--- INPUT MATERIAL ---

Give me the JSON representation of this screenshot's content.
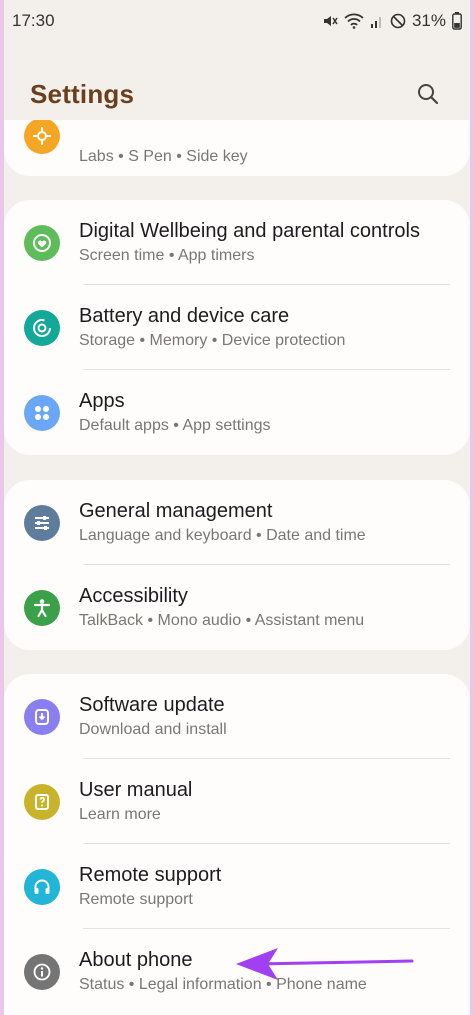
{
  "status_bar": {
    "time": "17:30",
    "battery": "31%"
  },
  "header": {
    "title": "Settings"
  },
  "groups": [
    {
      "items": [
        {
          "title": "",
          "subtitle_parts": [
            "Labs",
            "S Pen",
            "Side key"
          ],
          "icon": "advanced-features-icon",
          "color": "#f5a623"
        }
      ]
    },
    {
      "items": [
        {
          "title": "Digital Wellbeing and parental controls",
          "subtitle_parts": [
            "Screen time",
            "App timers"
          ],
          "icon": "wellbeing-icon",
          "color": "#5dbd5b"
        },
        {
          "title": "Battery and device care",
          "subtitle_parts": [
            "Storage",
            "Memory",
            "Device protection"
          ],
          "icon": "device-care-icon",
          "color": "#13a898"
        },
        {
          "title": "Apps",
          "subtitle_parts": [
            "Default apps",
            "App settings"
          ],
          "icon": "apps-grid-icon",
          "color": "#6aa8f7"
        }
      ]
    },
    {
      "items": [
        {
          "title": "General management",
          "subtitle_parts": [
            "Language and keyboard",
            "Date and time"
          ],
          "icon": "sliders-icon",
          "color": "#5e7d9c"
        },
        {
          "title": "Accessibility",
          "subtitle_parts": [
            "TalkBack",
            "Mono audio",
            "Assistant menu"
          ],
          "icon": "accessibility-person-icon",
          "color": "#3aa04a"
        }
      ]
    },
    {
      "items": [
        {
          "title": "Software update",
          "subtitle_parts": [
            "Download and install"
          ],
          "icon": "software-update-icon",
          "color": "#8a7ff0"
        },
        {
          "title": "User manual",
          "subtitle_parts": [
            "Learn more"
          ],
          "icon": "user-manual-icon",
          "color": "#c9b32b"
        },
        {
          "title": "Remote support",
          "subtitle_parts": [
            "Remote support"
          ],
          "icon": "headset-icon",
          "color": "#21b5d6"
        },
        {
          "title": "About phone",
          "subtitle_parts": [
            "Status",
            "Legal information",
            "Phone name"
          ],
          "icon": "info-icon",
          "color": "#757575"
        }
      ]
    }
  ],
  "annotation": {
    "arrow_color": "#a13ff2"
  },
  "subtitle_separator": " • "
}
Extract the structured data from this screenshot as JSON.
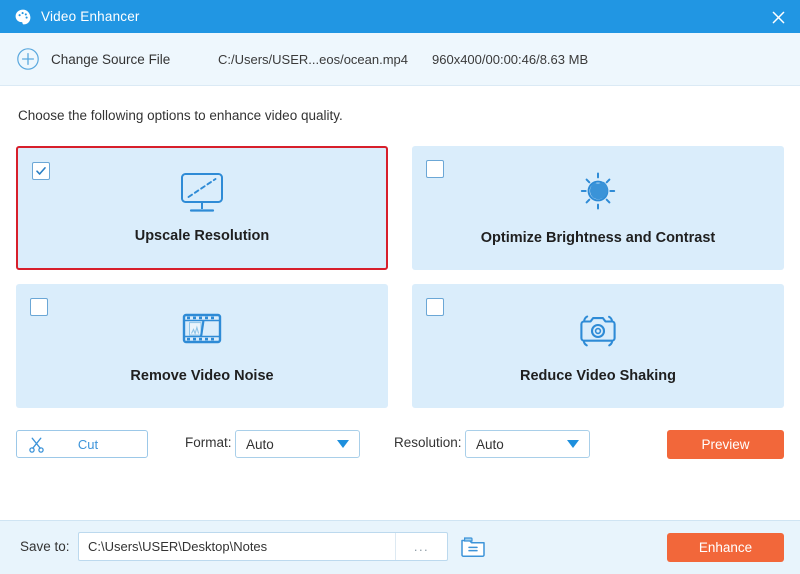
{
  "window": {
    "title": "Video Enhancer",
    "logo_icon": "palette-icon",
    "close_icon": "close-icon",
    "titlebar_color": "#2196e3"
  },
  "source_bar": {
    "add_icon": "plus-circle-icon",
    "change_source_label": "Change Source File",
    "file_path": "C:/Users/USER...eos/ocean.mp4",
    "file_meta": "960x400/00:00:46/8.63 MB"
  },
  "instruction": "Choose the following options to enhance video quality.",
  "options": [
    {
      "label": "Upscale Resolution",
      "icon": "monitor-upscale-icon",
      "checked": true,
      "selected": true
    },
    {
      "label": "Optimize Brightness and Contrast",
      "icon": "sun-brightness-icon",
      "checked": false,
      "selected": false
    },
    {
      "label": "Remove Video Noise",
      "icon": "film-strip-icon",
      "checked": false,
      "selected": false
    },
    {
      "label": "Reduce Video Shaking",
      "icon": "camera-shake-icon",
      "checked": false,
      "selected": false
    }
  ],
  "controls": {
    "cut_label": "Cut",
    "cut_icon": "scissors-icon",
    "format_label": "Format:",
    "format_value": "Auto",
    "resolution_label": "Resolution:",
    "resolution_value": "Auto",
    "preview_label": "Preview",
    "dropdown_icon": "chevron-down-icon"
  },
  "bottom": {
    "save_to_label": "Save to:",
    "save_path": "C:\\Users\\USER\\Desktop\\Notes",
    "browse_label": "...",
    "folder_icon": "folder-icon",
    "enhance_label": "Enhance"
  },
  "colors": {
    "accent_blue": "#2196e3",
    "action_orange": "#f2673a",
    "card_blue": "#daedfb",
    "selection_red": "#d71f2b"
  }
}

---

§ WORK TO BE COMPLETED: Select every line above that contains the word "Remote", and copy it.

§ THE REPLY:
          "title": "Remote support",
            "Remote support"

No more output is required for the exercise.